>> begin Dataset entries

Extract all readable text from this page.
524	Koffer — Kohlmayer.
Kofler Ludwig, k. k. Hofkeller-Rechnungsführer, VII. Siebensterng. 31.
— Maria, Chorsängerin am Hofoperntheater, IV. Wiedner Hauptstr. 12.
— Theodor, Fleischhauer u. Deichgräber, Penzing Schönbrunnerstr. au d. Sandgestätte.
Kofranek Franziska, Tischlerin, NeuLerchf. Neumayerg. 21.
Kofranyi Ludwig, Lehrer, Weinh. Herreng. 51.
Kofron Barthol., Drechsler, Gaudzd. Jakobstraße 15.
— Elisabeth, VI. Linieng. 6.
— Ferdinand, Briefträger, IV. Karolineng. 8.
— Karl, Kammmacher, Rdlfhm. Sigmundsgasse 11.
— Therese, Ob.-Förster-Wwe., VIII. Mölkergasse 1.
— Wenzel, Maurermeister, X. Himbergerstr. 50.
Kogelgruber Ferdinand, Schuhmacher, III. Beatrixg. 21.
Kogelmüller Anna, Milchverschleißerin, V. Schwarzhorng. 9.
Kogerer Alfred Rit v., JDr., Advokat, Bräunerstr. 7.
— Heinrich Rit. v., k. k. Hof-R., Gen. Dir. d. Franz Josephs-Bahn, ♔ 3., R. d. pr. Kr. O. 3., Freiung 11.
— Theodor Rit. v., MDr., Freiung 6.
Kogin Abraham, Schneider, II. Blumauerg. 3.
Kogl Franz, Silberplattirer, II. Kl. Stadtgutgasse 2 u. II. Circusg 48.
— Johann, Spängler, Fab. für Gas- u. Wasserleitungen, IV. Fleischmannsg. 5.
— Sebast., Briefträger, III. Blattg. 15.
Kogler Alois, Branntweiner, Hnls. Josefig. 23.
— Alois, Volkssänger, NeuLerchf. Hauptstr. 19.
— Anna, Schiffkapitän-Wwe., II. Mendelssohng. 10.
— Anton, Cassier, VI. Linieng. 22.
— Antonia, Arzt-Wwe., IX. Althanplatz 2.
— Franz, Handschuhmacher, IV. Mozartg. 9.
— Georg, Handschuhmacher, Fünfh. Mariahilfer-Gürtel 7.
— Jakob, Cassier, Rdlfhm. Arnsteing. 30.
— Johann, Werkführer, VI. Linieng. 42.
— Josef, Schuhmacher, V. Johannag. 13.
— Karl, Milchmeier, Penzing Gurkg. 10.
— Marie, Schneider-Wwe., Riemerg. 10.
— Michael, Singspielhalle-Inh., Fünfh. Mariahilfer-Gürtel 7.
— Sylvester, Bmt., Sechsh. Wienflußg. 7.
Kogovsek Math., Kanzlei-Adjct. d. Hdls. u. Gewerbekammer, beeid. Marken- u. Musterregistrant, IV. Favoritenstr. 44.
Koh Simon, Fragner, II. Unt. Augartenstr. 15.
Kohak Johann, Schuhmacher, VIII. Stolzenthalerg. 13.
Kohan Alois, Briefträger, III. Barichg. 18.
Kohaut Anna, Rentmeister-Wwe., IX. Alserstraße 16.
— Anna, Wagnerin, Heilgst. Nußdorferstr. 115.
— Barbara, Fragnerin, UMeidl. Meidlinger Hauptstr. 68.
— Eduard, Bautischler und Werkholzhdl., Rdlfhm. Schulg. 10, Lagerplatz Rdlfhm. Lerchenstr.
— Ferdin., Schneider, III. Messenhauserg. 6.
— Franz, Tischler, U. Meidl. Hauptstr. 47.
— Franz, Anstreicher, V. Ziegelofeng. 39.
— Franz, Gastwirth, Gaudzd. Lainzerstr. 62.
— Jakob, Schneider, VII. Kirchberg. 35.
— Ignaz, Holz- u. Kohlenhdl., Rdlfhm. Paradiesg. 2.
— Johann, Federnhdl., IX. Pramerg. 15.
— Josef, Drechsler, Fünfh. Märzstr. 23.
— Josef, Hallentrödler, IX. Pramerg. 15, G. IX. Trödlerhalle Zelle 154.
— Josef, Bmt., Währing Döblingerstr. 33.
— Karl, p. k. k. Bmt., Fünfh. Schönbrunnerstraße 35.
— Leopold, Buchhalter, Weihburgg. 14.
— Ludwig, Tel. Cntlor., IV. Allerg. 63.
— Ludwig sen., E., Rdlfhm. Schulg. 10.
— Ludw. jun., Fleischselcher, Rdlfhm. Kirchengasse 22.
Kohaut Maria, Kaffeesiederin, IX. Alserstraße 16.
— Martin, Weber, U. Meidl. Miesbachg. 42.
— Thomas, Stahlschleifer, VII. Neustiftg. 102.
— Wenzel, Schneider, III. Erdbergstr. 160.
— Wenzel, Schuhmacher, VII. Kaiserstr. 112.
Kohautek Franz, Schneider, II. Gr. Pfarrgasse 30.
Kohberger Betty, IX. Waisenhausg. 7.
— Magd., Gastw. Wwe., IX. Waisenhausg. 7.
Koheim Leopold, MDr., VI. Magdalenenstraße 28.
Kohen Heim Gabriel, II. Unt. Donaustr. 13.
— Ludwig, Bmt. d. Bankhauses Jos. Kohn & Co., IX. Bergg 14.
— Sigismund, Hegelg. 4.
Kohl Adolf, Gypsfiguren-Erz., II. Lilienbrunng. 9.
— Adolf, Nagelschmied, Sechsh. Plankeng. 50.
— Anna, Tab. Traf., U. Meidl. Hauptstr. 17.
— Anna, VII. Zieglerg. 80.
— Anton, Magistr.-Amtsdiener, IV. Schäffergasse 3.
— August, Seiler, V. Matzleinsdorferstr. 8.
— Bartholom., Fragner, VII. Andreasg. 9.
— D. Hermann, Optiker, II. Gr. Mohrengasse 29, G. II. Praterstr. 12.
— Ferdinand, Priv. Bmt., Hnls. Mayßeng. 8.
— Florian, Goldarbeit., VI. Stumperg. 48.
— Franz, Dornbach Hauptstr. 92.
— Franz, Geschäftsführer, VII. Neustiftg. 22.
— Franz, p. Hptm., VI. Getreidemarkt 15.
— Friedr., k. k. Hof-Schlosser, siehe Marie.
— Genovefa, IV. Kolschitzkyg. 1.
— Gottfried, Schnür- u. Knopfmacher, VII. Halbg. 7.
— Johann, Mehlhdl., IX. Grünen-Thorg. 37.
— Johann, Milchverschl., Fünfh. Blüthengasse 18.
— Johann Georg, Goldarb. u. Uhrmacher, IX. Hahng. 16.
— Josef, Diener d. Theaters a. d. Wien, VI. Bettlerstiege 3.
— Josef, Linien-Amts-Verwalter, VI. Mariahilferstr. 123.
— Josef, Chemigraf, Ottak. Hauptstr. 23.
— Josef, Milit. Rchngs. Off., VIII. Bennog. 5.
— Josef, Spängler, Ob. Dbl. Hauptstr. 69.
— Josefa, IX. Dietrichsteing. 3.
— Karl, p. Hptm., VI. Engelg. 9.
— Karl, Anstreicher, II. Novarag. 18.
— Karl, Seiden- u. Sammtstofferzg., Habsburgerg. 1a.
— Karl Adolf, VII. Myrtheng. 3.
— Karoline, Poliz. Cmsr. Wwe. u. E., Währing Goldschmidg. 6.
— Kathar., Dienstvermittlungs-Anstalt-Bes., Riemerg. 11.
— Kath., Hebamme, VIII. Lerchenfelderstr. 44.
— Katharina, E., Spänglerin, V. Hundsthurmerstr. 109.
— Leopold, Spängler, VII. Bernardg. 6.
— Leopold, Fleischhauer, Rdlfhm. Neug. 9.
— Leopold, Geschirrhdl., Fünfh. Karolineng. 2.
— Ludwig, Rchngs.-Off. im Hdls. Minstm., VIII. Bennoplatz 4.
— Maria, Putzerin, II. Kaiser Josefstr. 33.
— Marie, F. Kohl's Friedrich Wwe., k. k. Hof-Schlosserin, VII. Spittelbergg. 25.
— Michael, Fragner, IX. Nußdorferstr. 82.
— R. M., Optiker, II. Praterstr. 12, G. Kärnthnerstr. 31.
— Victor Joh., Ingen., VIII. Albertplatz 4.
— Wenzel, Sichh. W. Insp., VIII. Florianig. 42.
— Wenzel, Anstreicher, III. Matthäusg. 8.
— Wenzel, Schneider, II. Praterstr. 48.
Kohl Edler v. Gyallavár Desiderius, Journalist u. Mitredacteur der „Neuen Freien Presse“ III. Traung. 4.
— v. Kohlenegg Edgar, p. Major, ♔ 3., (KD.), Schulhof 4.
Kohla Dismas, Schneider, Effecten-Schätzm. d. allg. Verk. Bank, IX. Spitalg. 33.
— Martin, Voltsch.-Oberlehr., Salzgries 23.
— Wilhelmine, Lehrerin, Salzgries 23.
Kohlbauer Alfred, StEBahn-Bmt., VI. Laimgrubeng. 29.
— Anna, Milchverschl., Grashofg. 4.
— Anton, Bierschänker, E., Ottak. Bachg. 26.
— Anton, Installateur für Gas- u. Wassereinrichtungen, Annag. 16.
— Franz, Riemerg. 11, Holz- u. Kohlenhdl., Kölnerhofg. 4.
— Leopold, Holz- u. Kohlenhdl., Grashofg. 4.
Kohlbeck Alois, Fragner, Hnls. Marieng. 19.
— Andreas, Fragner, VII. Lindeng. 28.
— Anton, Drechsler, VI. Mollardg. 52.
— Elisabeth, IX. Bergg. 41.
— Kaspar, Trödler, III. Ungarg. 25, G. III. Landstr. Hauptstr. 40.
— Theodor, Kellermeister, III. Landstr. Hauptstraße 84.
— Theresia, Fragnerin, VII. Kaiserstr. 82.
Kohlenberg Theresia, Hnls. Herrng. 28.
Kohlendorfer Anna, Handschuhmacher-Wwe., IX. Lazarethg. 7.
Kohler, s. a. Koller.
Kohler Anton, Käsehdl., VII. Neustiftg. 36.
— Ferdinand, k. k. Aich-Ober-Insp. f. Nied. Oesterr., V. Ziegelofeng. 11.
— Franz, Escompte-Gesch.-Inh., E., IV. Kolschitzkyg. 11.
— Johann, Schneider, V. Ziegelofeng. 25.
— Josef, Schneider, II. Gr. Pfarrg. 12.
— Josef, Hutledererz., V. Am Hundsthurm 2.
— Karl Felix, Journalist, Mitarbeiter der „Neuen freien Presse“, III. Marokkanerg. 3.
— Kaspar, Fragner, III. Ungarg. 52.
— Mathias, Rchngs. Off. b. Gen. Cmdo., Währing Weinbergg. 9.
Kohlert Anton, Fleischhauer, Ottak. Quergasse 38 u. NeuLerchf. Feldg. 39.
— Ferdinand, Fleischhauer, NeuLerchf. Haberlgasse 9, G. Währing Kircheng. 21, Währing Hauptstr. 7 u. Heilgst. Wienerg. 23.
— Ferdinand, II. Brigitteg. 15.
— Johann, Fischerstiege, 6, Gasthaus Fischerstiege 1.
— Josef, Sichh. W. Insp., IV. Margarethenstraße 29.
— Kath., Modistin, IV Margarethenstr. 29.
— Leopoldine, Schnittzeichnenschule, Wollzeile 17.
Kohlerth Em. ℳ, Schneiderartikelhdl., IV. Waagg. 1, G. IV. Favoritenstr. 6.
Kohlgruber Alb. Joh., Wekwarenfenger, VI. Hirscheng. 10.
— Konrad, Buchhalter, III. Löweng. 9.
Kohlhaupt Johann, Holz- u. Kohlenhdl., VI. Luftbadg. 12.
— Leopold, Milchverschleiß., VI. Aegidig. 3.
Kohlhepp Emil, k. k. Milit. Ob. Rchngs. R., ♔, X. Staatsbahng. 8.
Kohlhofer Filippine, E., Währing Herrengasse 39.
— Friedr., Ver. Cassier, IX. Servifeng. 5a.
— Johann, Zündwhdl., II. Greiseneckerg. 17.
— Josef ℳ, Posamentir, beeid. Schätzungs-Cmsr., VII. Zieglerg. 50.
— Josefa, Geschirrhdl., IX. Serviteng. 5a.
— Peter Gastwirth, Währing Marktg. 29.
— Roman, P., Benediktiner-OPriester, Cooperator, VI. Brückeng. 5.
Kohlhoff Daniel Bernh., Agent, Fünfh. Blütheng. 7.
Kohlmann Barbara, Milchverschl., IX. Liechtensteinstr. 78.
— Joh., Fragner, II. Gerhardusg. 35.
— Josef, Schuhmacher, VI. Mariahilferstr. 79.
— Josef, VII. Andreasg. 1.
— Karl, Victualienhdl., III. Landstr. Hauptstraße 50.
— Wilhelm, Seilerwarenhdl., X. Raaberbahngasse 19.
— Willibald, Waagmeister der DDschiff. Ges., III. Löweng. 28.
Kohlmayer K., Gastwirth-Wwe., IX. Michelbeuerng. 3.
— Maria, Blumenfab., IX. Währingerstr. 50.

>> end Dataset entries

> Goal:
Copy out all lines where the word "Kaiserstr" appears.

> Output for this exercise:
— Wenzel, Schuhmacher, VII. Kaiserstr. 112.
— Theresia, Fragnerin, VII. Kaiserstr. 82.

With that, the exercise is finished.